Directions →
**1)** In the excerpt about J. Ivy, which radio station's morning hour show did his father host?
**2)** Do these statements agree with the excerpt about J. Ivy? Answer yes or no for each, and quote the words that decide it.
(a) J. Ivy hosted "Rituals" from 1997 to 2000.
(b) J. Ivy's mother worked as a disc jockey.
(c) On his first Def Poetry Jam appearance, J. Ivy performed "Dear Father."
**3)** Continue the excerpt about J. Ivy from where it stops.

Excerpt to read →
Segment Open

Background information
- Born: James Ivy Richardson II March 3, 1976 (age 50) Chicago, Illinois, U.S.
- Education: Illinois State University (BA)
- Genres: Spoken word
- Occupations: Poet; writer; author;

= J. Ivy =

American spoken word artist

James Ivy Richardson II (born March 3, 1976) is an American performance poet, spoken word artist, songwriter, and author. He won his first Grammy Award in 2023 with his sixth album, The Poet Who Sat by the Door.

Richardson is a three-time HBO Def Poet and is known for his performance on Kanye West's debut album The College Dropout (2004), which featured him on the song "Never Let Me Down" along with Jay-Z. He received an NAACP Image Award for his writing and on-camera narration of the BET documentary Muhammad Ali: The People's Champ.

==Early life and education==
J. Ivy was born March 3, 1976, as James Ivy Richardson II in Chicago, Illinois to James Ivy Richardson Sr. and Pamela Richardson. His father was a disc jockey and on-air personality who went by Jim Richards and hosted the morning hour show on radio station WVON. Pamela Richardson was a registered nurse.

J. Ivy grew up on Chicago's South side with his family until the age of 14 before moving to the South suburbs of Chicago, where he attended Rich Central High School in Olympia Fields, Illinois. Ivy discovered his poetry talent during his junior year when his English teacher asked him to perform a piece he had written for a routine homework assignment. He performed in front of the student body and received a standing ovation. J. was heavily influenced by his mother, who supported his budding talent by encouraging him to continue writing and publish his burgeoning body of work. After his successful school performance, J took his poetry passion as a serious hobby and began writing and performing regularly.

==Music career==
J. Ivy attended Illinois State University, where he became known on campus as "The Poet" and delved deeper into the art form. After college, J. Ivy returned to Chicago and frequently performed on the local arts circuit. As his popularity grew, J. Ivy was featured several times on Chicago's WGCI radio station and later became the host of "Rituals" (from 1997 to 2000), the most popular poetry night in Chicago and perhaps the nation at that time. He was eventually asked to come on Russell Simmons' Def Poetry Jam on HBO. He received a standing ovation for his performance of "I Need to Write" and was invited back for two encore appearances in later seasons where he performed his signature poems "Dear Father" and "Never Let Me Down".

Segment Closed

Data to examine →
Segment Open

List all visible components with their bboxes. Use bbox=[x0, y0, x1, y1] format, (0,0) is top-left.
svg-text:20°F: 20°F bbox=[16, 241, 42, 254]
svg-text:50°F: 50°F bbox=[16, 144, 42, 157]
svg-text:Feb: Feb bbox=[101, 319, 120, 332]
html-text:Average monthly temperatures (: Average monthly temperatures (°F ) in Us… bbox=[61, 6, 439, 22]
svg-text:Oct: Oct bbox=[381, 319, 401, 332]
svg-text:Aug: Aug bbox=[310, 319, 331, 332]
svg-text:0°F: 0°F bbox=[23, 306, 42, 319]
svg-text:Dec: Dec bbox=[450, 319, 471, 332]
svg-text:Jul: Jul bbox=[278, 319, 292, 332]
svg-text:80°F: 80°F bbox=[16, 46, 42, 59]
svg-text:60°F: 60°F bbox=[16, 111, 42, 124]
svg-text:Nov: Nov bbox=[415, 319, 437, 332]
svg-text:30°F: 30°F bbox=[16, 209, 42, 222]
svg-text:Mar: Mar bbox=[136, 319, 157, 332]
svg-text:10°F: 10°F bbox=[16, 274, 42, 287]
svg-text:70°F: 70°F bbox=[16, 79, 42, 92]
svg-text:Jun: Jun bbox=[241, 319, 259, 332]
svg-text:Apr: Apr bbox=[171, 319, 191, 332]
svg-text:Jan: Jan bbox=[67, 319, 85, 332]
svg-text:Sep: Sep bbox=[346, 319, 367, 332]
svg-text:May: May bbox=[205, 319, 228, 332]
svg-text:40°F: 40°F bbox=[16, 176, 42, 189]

Segment Closed

Outputs for the tasks →
**1)** WVON

**2)**
(a) Yes: "later became the host of "Rituals" (from 1997 to 2000)"
(b) No: "Pamela Richardson was a registered nurse."
(c) No: "He received a standing ovation for his performance of "I Need to Write" and was invited back for two encore appearances in later seasons where he performed his signature poems "Dear Father" and "Never Let Me Down"."

**3)**
Fellow Chicagoan Kanye West heard about J. Ivy from mutual friends while he was working on his debut album The College Dropout for Roc-A-Fella Records. He contacted Ivy and offered him the opportunity to be on the song, "Never Let Me Down" which also featured Jay-Z. The College Dropout album earned a Grammy Award for Best Rap Album. The night J. Ivy recorded his verse on "Never Let Me Down", he heard music from a singer named John Stephens. Ivy was so inspired by Stephens' music that he began to call him John Legend. J. Ivy is also featured in the first episode of the Kanye three part documentary Jeen-yuhs.

His distinct hip-hop poetic style caught the attention of many who were not accustomed to hearing poetry incorporated into music in this manner which led him to collaborating with many artists including John Legend, Estelle, Slum Village, Maurice Brown, Smoke DZA, and more.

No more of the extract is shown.